* **TASK DIRECTIONS**: Reproduce each line bearing the word "their".

Stored items
____________

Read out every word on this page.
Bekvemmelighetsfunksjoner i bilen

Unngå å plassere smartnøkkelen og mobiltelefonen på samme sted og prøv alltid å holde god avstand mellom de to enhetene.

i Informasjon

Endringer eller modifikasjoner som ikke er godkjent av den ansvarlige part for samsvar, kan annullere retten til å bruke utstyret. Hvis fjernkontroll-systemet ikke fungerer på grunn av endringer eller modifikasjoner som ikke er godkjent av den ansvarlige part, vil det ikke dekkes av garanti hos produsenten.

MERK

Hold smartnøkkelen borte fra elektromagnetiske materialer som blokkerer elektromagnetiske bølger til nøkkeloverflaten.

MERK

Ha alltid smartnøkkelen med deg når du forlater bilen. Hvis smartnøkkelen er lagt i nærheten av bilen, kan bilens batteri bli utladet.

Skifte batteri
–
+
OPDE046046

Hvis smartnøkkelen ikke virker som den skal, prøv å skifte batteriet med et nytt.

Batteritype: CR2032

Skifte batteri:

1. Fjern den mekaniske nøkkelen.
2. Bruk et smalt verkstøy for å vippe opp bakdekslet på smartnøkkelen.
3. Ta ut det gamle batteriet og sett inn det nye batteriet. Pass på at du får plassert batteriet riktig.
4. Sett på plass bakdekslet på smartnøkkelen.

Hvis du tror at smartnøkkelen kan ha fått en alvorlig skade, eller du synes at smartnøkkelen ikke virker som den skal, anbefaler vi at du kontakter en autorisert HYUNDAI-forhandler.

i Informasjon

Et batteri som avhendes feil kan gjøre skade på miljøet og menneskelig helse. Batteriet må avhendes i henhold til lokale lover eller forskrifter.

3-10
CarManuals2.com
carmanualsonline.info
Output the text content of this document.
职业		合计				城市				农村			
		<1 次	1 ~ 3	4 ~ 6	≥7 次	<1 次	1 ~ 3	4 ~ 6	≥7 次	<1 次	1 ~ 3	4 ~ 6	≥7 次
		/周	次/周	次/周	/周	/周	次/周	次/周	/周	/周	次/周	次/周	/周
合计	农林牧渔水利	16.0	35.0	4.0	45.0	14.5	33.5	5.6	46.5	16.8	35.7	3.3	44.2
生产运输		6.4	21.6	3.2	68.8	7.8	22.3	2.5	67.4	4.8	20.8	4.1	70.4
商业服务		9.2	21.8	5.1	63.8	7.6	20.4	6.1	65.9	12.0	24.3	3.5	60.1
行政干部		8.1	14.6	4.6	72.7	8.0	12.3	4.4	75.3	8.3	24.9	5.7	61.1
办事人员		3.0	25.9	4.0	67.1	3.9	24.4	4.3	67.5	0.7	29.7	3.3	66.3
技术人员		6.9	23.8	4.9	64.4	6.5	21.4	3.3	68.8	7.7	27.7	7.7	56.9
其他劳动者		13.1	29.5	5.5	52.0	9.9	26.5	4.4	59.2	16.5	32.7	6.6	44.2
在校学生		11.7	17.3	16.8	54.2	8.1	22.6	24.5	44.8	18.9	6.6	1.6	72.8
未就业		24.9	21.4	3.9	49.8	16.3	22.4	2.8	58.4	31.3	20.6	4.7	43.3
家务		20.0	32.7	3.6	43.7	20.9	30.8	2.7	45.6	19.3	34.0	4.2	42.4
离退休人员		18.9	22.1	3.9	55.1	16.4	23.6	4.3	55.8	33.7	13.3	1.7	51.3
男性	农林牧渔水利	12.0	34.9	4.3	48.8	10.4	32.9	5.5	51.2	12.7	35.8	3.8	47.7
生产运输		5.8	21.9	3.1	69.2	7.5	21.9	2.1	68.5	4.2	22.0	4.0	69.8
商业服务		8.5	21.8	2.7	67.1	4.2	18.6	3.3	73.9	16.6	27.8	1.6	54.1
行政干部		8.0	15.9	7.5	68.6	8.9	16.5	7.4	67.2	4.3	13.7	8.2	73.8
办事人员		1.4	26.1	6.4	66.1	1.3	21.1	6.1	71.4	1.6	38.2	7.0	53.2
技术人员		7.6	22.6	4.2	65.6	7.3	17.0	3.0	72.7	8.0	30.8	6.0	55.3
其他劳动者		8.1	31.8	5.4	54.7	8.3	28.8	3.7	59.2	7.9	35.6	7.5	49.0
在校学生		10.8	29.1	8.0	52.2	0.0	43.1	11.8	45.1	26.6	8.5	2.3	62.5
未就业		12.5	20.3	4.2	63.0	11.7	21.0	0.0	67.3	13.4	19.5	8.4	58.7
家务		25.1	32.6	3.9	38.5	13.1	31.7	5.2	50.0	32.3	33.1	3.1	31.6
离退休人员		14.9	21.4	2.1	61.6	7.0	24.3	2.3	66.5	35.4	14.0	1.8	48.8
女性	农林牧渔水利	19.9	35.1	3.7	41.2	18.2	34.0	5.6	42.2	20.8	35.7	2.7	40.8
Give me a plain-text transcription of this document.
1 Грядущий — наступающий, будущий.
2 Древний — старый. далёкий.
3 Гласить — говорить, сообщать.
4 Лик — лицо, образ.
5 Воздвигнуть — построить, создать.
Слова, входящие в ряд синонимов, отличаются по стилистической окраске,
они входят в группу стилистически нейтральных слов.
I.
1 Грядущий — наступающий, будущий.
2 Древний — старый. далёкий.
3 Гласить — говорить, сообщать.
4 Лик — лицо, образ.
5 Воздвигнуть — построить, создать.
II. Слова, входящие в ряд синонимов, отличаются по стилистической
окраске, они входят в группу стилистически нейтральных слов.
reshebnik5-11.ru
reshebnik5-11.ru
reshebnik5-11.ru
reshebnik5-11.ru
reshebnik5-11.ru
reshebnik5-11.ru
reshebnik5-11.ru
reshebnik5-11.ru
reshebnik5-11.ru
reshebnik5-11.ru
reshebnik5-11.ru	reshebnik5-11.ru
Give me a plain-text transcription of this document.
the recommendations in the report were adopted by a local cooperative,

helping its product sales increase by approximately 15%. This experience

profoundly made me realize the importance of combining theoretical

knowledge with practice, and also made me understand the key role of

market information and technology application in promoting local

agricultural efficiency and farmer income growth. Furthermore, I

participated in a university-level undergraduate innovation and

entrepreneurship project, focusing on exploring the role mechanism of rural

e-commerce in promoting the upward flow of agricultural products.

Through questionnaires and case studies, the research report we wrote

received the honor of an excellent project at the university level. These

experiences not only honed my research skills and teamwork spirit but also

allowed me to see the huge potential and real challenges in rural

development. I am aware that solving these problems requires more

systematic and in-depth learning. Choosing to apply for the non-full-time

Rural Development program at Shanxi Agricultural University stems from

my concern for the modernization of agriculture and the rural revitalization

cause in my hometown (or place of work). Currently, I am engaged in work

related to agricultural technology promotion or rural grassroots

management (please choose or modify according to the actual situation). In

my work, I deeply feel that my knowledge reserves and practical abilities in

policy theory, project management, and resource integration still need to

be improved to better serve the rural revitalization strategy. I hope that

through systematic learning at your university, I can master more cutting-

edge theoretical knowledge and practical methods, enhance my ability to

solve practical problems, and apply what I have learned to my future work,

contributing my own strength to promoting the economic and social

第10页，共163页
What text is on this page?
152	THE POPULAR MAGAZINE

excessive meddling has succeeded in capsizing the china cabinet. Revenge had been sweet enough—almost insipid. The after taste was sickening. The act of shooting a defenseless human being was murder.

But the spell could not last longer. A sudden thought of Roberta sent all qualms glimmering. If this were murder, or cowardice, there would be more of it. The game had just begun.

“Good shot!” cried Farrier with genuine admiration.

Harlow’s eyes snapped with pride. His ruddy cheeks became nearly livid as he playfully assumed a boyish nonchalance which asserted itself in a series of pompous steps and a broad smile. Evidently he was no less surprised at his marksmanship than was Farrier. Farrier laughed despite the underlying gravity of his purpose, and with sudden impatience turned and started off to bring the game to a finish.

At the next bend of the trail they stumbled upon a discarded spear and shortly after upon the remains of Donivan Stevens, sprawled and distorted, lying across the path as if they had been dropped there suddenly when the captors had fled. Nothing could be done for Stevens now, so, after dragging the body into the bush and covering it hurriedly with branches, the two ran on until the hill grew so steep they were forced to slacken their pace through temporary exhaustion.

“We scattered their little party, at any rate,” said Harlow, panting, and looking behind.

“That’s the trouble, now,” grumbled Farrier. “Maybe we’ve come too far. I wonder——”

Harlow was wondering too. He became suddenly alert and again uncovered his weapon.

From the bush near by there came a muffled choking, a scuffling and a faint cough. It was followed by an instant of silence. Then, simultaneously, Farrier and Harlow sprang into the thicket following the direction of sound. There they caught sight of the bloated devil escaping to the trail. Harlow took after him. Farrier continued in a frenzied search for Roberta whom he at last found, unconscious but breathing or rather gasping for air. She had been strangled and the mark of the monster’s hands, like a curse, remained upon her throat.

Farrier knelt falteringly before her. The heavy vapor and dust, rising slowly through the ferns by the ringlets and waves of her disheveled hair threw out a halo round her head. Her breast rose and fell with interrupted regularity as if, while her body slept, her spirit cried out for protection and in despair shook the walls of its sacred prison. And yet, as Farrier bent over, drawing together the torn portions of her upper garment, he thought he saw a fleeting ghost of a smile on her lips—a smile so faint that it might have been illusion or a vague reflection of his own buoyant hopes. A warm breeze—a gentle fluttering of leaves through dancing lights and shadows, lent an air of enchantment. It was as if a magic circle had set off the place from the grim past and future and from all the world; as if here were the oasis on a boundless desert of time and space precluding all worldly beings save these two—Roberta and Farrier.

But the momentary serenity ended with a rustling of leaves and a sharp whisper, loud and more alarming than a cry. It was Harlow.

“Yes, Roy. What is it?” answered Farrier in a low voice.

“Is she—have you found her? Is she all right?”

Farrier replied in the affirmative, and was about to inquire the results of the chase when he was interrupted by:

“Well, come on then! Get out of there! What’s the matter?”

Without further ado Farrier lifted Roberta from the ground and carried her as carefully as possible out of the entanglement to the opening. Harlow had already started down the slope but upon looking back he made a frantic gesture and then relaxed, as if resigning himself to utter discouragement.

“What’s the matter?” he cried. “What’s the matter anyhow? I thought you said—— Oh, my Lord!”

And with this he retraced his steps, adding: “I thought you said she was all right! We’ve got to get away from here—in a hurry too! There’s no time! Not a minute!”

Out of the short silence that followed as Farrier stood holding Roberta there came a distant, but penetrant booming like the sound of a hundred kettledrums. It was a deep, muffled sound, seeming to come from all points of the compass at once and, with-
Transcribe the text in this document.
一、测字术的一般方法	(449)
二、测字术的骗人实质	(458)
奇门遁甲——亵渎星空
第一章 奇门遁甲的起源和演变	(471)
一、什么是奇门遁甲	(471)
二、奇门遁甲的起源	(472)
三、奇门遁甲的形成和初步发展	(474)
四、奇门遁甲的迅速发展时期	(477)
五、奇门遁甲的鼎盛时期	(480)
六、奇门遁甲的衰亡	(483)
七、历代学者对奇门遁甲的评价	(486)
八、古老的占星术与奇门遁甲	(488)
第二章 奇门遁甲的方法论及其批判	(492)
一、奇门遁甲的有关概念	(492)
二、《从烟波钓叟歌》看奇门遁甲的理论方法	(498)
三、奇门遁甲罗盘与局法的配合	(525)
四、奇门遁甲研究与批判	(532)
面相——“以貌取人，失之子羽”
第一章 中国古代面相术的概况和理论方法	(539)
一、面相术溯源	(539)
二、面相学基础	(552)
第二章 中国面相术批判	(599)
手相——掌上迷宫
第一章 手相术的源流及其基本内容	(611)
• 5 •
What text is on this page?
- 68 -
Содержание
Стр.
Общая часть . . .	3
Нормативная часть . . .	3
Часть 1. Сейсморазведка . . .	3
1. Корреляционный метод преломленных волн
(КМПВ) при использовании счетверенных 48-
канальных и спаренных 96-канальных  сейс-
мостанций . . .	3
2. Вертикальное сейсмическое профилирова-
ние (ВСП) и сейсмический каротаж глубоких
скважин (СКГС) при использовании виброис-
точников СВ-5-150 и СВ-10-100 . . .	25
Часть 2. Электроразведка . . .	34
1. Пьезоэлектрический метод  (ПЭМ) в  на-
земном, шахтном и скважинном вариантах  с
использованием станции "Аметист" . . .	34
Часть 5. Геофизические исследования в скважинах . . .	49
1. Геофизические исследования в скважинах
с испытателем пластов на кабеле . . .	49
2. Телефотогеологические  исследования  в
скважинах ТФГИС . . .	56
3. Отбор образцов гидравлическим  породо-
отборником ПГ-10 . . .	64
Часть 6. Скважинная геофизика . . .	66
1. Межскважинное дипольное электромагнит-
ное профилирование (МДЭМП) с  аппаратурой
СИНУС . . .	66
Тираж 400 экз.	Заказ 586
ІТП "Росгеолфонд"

____________

* **EXPECTED ANSWER**:
At the next bend of the trail they stumbled upon a discarded spear and shortly after upon the remains of Donivan Stevens, sprawled and distorted, lying across the path as if they had been dropped there suddenly when the captors had fled. Nothing could be done for Stevens now, so, after dragging the body into the bush and covering it hurriedly with branches, the two ran on until the hill grew so steep they were forced to slacken their pace through temporary exhaustion.
“We scattered their little party, at any rate,” said Harlow, panting, and looking behind.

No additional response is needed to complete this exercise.